** start EXTRACTED DATA **
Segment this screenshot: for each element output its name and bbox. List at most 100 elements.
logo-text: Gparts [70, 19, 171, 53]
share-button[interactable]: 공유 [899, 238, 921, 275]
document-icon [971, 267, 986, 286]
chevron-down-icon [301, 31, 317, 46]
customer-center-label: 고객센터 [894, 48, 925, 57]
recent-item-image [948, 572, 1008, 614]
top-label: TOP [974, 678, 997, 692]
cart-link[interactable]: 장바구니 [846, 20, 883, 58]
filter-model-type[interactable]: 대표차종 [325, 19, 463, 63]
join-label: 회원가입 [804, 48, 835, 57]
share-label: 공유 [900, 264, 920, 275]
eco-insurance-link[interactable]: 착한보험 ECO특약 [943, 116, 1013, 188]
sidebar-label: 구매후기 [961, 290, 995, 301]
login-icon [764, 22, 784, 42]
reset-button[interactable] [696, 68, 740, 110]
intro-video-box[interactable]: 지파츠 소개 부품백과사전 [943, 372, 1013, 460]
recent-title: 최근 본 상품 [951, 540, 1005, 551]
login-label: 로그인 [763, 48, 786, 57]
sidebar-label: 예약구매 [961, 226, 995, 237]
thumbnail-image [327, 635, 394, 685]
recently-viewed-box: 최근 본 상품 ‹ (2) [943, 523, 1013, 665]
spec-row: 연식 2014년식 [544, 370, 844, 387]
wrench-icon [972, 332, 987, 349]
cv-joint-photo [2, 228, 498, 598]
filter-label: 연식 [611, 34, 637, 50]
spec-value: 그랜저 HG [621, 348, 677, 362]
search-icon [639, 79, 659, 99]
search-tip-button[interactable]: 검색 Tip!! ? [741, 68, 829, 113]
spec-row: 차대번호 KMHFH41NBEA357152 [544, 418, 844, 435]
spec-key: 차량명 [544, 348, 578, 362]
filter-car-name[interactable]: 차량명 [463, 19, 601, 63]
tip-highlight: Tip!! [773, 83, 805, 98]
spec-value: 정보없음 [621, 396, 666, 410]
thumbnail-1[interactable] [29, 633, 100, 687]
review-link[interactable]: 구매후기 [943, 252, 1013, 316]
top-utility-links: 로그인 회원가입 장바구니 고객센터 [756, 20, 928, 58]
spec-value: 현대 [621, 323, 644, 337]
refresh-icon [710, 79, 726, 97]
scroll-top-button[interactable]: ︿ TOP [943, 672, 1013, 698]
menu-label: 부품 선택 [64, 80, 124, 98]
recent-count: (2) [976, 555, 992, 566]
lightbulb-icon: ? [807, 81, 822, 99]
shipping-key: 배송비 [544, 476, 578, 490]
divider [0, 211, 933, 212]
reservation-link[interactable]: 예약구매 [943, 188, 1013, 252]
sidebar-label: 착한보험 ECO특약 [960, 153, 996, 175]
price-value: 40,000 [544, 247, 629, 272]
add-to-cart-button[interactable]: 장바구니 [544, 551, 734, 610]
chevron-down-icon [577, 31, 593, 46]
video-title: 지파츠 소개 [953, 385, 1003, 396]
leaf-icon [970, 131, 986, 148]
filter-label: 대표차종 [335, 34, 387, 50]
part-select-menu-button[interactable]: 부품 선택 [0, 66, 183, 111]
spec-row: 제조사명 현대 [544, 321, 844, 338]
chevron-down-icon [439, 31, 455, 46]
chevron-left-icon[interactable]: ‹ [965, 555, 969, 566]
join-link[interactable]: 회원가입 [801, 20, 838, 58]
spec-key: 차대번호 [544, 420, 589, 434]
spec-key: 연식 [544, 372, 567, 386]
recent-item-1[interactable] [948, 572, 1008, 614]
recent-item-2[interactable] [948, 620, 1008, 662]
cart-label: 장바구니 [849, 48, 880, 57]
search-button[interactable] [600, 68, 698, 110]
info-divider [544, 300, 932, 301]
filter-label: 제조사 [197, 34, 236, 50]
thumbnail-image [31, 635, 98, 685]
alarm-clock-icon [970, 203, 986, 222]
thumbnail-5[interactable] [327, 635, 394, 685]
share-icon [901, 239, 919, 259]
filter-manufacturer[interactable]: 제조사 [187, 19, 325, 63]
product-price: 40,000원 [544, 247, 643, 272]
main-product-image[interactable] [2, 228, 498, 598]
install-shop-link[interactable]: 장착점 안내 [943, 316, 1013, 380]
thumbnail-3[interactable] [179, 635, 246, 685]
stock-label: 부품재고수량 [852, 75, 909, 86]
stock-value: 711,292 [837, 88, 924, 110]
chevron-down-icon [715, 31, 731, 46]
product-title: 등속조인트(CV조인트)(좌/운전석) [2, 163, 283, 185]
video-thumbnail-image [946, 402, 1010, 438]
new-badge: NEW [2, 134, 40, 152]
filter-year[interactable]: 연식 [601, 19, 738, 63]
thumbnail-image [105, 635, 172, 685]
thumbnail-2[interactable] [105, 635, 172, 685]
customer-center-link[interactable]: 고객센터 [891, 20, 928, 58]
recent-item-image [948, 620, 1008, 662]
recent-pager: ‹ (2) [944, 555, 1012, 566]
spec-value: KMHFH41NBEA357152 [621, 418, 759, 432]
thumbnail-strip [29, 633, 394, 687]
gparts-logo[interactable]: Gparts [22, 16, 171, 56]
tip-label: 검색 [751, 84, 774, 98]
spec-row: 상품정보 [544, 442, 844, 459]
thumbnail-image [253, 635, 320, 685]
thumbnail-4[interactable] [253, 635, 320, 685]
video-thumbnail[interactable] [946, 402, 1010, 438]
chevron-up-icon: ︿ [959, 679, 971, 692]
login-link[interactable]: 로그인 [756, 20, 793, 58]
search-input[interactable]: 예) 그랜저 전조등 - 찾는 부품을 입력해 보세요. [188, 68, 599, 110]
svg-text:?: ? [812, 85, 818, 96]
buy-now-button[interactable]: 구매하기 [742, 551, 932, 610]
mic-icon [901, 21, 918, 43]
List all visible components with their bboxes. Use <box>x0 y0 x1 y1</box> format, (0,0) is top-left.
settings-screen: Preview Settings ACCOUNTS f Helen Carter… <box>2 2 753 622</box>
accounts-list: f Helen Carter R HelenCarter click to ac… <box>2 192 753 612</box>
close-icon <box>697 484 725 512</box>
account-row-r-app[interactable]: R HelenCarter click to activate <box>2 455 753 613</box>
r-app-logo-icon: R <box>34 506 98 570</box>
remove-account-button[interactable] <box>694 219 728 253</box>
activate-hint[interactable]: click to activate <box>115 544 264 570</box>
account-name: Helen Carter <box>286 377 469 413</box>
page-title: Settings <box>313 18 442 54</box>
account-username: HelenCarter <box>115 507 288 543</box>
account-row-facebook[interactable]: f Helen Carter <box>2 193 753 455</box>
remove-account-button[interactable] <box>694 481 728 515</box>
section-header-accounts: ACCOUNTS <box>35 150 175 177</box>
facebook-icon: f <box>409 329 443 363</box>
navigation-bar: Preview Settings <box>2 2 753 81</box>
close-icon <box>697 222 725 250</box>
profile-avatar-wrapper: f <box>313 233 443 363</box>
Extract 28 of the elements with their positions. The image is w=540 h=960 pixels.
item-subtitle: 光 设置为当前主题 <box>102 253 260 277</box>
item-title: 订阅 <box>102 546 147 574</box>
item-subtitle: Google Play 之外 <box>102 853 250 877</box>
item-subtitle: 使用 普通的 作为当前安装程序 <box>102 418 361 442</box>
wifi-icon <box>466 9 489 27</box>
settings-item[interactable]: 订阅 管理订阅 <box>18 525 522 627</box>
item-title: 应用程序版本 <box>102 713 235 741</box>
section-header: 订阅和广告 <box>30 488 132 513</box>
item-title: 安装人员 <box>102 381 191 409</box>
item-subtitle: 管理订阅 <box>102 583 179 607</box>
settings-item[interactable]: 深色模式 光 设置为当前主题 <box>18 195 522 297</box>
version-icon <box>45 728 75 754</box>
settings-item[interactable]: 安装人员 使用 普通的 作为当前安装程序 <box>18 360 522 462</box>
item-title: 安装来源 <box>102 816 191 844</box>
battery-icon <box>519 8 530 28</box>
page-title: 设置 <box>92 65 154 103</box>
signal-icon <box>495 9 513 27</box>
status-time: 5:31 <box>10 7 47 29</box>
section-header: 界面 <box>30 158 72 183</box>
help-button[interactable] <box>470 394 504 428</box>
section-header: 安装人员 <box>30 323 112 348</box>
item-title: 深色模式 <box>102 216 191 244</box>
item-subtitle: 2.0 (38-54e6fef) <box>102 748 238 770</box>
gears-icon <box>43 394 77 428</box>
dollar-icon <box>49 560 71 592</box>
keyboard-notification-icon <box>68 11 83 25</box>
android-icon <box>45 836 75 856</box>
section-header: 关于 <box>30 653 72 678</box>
** end EXTRACTED DATA **
> _GIVEN EXERCISE_
Retype the stretch of lines from the start of the records through the line containing "chevron-down-icon [301, 31, 317, 46]", keeping every character unchanged.

> _OUTPUT OF THE TASK_
Segment this screenshot: for each element output its name and bbox. List at most 100 elements.
logo-text: Gparts [70, 19, 171, 53]
share-button[interactable]: 공유 [899, 238, 921, 275]
document-icon [971, 267, 986, 286]
chevron-down-icon [301, 31, 317, 46]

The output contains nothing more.